Shift of mindset and workflow. You know how concept artists always say they like to start their concepts on paper rather than digital, because it limits them and forces them to explore more variants of the topic since you cannot erase and draw infinitely on one piece? Ties your hands, but unties your brain. Well, true story! It really is limiting in that way, but unlimiting in another – that it lets your brain brainstorm, rather than focus on this slightly better sketch you just made in photoshop… Hey, what if I enlarge it a bit, just to see if I could add some more detail here and there to see how it would look and then… Nope, nope, nope. Not happening on paper. If you want to explore a design, you’ll have to redraw it. So you get 20 different designs instead of 2 and ½ + a huge brush history or ruining that slightly better design.
So 3 weeks in, I started to feel more relaxed on paper. I started actually using my sketchbook the way it was originally meant to be used: like a concept tool, not only for studies (right?). I did some thumbnails of ideas I had in mind, that I’ve failed to make in photoshop. And guess what? They looked alright. When I started them in Photoshop last time, they looked terrible. Now I explored different versions of them, gathered some new ideas and when I find some time away from work, I shall develop them into illustrations.
Stress. This maybe applies only to me, since I have no experience with traditional media and I also set some high standards for Inktober’s posts in the beginning. Just half way through, situation at work became quite complicated and I found myself lacking both time and energy to draw after work. I pressured myself to not fall below what I have set myself as expectations for a finished piece at the end of each day. Don’t do such things to yourself. Sometimes it’s good for progress, but generally it wears you off and can lead to you loathing what you do. So I am not sure I will be participating in Inktober next year if I am still full-time employed and working on side projects at the same time. It was a huge extra load of creative work for me every day and didn’t at all help me with the laden situation at work.
Cost. I work full-time and can afford buying expensive art materials every now and then, but paying 10lv for a single copic marker that got spent for 5 drawings, well… Even my considerably cheap, but hard-to-master office supplies couldn’t make it till the very end and I had to make do with some ballpoint pens, since I didn’t have time, nor will to go to a bookstore/art shop.

:: Work instruction ::
Rewrite the Inktober text between "Cost. I work" and "a bookstore/art shop.", inclusive, changing "ballpoint pens" to "gel pens".

:: Available data ::
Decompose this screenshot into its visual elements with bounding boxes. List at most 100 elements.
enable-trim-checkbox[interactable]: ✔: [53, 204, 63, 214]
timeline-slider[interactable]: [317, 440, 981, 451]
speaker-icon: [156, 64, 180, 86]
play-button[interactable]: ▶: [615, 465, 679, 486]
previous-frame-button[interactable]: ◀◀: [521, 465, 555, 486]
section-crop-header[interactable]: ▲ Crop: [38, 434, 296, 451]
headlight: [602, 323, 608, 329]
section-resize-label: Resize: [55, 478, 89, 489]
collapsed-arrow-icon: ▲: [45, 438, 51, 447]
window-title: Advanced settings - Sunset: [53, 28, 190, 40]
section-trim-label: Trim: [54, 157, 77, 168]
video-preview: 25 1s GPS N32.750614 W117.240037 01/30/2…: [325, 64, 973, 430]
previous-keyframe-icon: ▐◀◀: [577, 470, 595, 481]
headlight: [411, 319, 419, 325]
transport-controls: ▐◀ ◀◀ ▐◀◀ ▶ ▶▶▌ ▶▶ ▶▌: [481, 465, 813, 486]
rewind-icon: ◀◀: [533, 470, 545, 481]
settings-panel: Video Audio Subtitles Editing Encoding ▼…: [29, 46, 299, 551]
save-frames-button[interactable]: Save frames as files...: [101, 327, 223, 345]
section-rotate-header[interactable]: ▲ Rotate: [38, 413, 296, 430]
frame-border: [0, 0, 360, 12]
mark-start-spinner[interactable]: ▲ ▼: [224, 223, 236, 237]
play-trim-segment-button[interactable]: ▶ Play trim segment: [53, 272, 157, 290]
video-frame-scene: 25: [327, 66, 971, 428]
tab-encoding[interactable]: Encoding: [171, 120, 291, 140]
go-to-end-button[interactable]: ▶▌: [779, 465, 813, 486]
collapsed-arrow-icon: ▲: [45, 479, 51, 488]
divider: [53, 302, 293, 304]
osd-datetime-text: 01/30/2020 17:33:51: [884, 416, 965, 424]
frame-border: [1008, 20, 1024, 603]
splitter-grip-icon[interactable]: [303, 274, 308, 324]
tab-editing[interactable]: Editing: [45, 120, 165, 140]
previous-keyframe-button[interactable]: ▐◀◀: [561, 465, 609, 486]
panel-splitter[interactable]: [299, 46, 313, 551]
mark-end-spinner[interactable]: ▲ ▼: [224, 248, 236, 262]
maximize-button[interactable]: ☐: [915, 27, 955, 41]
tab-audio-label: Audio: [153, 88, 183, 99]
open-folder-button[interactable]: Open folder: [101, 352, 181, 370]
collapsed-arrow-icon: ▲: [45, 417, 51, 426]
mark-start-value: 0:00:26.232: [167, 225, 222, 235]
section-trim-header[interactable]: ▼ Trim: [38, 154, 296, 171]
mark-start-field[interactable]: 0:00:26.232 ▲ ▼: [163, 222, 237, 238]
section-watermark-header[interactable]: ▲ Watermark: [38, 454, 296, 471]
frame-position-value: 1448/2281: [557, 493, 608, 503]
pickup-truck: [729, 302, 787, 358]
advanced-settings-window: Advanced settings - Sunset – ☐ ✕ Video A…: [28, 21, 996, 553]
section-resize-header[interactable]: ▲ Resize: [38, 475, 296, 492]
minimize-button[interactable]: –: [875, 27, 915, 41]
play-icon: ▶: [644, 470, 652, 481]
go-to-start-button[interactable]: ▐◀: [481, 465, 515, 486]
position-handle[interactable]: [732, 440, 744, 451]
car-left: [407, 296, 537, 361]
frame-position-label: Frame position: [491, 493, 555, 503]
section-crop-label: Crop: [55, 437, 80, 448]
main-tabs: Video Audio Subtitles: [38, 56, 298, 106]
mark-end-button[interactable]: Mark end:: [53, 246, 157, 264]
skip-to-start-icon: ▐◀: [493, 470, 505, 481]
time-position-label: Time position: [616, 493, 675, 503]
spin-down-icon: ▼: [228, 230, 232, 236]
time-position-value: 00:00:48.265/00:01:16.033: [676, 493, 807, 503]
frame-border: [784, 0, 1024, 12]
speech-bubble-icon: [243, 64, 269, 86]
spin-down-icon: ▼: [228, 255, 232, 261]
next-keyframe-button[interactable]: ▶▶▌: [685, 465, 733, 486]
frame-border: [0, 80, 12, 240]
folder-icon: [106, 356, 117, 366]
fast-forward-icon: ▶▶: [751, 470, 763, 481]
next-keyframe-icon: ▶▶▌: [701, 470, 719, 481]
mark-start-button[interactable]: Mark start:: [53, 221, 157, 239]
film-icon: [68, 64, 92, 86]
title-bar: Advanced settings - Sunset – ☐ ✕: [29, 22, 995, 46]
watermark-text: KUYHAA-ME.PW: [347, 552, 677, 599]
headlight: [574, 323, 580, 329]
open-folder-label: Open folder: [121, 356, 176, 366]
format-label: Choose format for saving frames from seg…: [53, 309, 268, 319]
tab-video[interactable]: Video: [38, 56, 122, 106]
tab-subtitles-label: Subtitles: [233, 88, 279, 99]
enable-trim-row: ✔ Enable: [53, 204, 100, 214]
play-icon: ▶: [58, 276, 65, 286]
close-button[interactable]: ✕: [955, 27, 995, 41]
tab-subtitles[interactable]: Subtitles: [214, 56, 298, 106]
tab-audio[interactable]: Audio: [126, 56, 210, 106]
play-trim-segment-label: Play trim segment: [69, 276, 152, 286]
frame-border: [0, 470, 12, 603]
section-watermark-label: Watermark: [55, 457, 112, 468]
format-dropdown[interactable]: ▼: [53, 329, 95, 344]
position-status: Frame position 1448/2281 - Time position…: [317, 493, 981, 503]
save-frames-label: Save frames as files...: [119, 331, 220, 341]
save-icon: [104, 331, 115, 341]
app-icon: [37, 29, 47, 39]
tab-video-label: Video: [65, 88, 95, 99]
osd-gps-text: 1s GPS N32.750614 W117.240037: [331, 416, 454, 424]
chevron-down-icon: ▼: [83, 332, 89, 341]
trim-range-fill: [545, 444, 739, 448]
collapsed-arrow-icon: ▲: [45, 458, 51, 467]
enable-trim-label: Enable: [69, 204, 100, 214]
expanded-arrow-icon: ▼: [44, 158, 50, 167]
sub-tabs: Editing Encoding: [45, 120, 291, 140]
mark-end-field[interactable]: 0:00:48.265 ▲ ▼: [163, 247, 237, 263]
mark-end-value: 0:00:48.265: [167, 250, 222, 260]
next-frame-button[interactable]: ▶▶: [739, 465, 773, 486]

:: Response for this exercise ::
Cost. I work full-time and can afford buying expensive art materials every now and then, but paying 10lv for a single copic marker that got spent for 5 drawings, well… Even my considerably cheap, but hard-to-master office supplies couldn’t make it till the very end and I had to make do with some gel pens, since I didn’t have time, nor will to go to a bookstore/art shop.